● **Given request 1**
Copy the listing word for word, from its first line up to and including the line that contains "major-name-cell: Family and".
## START Text provided
Budget 2018, to be presented on February 1, is set to be a tightrope walk for Finance Minister Arun Jaitley. While political compulsions might need him to announce some populist measures, the need of the time from the point of view of the economy would call for some tough calls. Which path would the finance minister take? Nitasha Shankar, senior vice-president and head of research, YES Securities, lists her Budget 2018-19 expectations.
Considering the government’s long term vision as well as the trend set through the earlier budgets, the focus this time is expected to remain largely on housing, infrastructure and the rural economy. Thus, companies catering to these areas should be the key beneficiaries. These include the ones involved in construction, cement, building material (tiles, paints, pipes), housing finance, fast-moving consumer goods (FMCG), consumer durables, amongst others.
## END Text provided
## START Data listing
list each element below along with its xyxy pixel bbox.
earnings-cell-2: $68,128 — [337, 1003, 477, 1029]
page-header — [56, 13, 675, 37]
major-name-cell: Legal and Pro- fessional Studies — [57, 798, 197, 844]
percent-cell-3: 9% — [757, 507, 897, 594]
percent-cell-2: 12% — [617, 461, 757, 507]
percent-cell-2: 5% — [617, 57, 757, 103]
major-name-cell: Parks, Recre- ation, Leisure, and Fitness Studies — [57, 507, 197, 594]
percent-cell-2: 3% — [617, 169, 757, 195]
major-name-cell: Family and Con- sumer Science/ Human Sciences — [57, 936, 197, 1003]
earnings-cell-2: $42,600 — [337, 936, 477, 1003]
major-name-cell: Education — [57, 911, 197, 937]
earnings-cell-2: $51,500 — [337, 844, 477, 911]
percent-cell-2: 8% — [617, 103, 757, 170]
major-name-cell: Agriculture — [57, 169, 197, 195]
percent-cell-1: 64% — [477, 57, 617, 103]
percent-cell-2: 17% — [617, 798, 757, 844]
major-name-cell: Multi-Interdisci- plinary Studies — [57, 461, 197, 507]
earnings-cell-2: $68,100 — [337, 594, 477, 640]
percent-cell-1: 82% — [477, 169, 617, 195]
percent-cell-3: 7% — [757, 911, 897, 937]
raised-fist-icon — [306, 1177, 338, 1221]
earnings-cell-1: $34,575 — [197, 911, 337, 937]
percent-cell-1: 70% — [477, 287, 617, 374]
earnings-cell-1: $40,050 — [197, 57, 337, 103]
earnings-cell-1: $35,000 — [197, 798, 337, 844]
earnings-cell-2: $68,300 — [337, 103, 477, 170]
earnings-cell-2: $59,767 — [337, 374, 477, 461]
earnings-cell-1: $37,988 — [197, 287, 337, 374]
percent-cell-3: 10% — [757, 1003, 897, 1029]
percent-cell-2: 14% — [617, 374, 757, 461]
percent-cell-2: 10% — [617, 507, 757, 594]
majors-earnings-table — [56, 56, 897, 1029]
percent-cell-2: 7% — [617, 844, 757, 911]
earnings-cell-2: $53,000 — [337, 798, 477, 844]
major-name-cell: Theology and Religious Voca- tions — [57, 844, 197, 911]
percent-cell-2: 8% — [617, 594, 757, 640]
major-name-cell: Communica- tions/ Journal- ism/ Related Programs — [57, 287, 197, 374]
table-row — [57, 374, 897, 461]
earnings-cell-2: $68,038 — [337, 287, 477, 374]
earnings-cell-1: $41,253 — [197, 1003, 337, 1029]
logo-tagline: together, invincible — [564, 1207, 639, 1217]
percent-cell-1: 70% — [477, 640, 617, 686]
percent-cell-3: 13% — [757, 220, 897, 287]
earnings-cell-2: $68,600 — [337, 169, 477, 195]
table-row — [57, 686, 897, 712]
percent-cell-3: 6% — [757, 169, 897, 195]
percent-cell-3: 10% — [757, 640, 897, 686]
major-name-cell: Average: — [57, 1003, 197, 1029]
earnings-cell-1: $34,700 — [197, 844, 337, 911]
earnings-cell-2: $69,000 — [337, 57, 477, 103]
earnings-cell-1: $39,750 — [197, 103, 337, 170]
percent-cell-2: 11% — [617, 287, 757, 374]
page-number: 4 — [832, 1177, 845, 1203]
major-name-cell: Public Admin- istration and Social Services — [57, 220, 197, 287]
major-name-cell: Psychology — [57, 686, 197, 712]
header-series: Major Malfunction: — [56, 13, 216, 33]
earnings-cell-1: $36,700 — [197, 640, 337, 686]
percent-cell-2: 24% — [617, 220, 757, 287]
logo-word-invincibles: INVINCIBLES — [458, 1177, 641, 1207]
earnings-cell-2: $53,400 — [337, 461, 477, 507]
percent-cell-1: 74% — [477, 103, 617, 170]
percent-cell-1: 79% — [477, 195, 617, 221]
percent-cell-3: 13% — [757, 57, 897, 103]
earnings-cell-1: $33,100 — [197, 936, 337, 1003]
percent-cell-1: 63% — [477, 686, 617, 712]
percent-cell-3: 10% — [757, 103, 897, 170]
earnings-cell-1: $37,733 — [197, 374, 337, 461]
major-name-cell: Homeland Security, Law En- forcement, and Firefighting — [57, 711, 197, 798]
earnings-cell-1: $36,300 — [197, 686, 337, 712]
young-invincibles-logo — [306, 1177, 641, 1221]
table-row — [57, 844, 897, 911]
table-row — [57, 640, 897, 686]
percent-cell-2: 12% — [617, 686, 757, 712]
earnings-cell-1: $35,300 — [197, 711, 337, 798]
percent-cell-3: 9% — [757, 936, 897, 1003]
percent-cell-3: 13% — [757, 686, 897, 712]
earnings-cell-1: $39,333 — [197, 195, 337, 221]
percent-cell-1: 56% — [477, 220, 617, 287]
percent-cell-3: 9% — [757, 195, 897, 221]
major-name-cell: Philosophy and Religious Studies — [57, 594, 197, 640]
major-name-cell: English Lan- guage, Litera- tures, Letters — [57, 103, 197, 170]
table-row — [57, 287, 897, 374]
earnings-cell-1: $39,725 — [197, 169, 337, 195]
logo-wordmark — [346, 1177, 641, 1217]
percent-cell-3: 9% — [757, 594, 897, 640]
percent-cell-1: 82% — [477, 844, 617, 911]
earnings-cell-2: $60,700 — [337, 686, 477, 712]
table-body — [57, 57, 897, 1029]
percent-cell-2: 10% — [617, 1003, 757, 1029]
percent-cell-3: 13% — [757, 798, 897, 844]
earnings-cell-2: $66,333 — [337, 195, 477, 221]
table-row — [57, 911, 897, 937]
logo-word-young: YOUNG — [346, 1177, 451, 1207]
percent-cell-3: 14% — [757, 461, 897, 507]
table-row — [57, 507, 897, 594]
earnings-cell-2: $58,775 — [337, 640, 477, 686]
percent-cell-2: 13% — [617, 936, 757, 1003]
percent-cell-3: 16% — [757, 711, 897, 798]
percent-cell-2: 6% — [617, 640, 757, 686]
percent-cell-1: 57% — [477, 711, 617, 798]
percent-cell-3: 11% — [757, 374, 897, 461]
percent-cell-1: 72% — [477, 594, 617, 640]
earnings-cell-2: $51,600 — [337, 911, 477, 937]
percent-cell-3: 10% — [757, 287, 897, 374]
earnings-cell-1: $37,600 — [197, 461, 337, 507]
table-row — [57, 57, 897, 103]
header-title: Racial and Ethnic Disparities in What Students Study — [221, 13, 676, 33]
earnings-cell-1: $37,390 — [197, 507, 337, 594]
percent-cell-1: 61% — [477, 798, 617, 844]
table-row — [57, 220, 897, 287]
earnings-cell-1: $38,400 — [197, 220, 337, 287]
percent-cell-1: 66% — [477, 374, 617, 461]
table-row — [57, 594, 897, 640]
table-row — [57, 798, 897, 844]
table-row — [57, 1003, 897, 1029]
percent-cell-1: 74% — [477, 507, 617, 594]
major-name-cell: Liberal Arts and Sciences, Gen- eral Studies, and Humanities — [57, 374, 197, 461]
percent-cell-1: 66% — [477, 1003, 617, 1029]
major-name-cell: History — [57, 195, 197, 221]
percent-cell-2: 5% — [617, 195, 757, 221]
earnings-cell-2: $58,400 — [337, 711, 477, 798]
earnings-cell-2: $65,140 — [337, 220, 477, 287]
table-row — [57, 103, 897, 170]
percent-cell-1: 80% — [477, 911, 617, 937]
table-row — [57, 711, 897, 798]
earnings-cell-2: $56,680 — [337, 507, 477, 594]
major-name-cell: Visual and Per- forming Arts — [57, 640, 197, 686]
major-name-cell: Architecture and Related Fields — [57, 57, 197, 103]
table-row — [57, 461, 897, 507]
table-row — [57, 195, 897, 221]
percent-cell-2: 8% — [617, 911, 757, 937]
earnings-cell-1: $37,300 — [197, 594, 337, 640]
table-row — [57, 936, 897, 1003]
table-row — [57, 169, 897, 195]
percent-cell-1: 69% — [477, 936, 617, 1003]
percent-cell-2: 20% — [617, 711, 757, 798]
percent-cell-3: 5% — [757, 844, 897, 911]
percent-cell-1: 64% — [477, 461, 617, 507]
## END Data listing
● **Given request 2**
Pick up the passage on Budget 2018 expectations right after its last sentence and keep writing.

● **Expected output 1**
list each element below along with its xyxy pixel bbox.
earnings-cell-2: $68,128 — [337, 1003, 477, 1029]
page-header — [56, 13, 675, 37]
major-name-cell: Legal and Pro- fessional Studies — [57, 798, 197, 844]
percent-cell-3: 9% — [757, 507, 897, 594]
percent-cell-2: 12% — [617, 461, 757, 507]
percent-cell-2: 5% — [617, 57, 757, 103]
major-name-cell: Parks, Recre- ation, Leisure, and Fitness Studies — [57, 507, 197, 594]
percent-cell-2: 3% — [617, 169, 757, 195]
major-name-cell: Family and Con- sumer Science/ Human Sciences — [57, 936, 197, 1003]

● **Expected output 2**
Within infra, areas such as housing, rural connectivity, digital connectivity, metro projects, waterways, sanitation, urban & rural infrastructure, irrigation, and rural electrification are likely to continue to be some of the focus areas, as was seen through the sharp rise in the allocation towards the same in the previous Budget. Within the real estate space, the focus is likely to be on the measures towards boosting the affordable housing through various measures and schemes – including efforts taken to liquidate inventory in the system as well as providing platforms to raise capital for builders.
With the likelihood of the budget being more on the side of pro-poor, there could be incentives going in the way of the rural economy, including through a focus on job creation. Not to mention that the expectations for tax cuts and lower rates for individuals and corporate both, are high as well. All of these will have a trickledown effect on consumption, and will give a fillip to areas such as farm mechanization, fertilizer usage, auto consumption and NBFCs. These would get a further boost if the government allocates higher amounts towards crop insurance (given its importance) and special focus on rolling out direct benefit transfer (given that it has helped curb the leakage in the system considerably) quicker.
The financial services area could be an interesting category to look at as well, especially if the government is looking to increase the focus on long term investing in equities though various schemes - including increasing deductions under section 80c.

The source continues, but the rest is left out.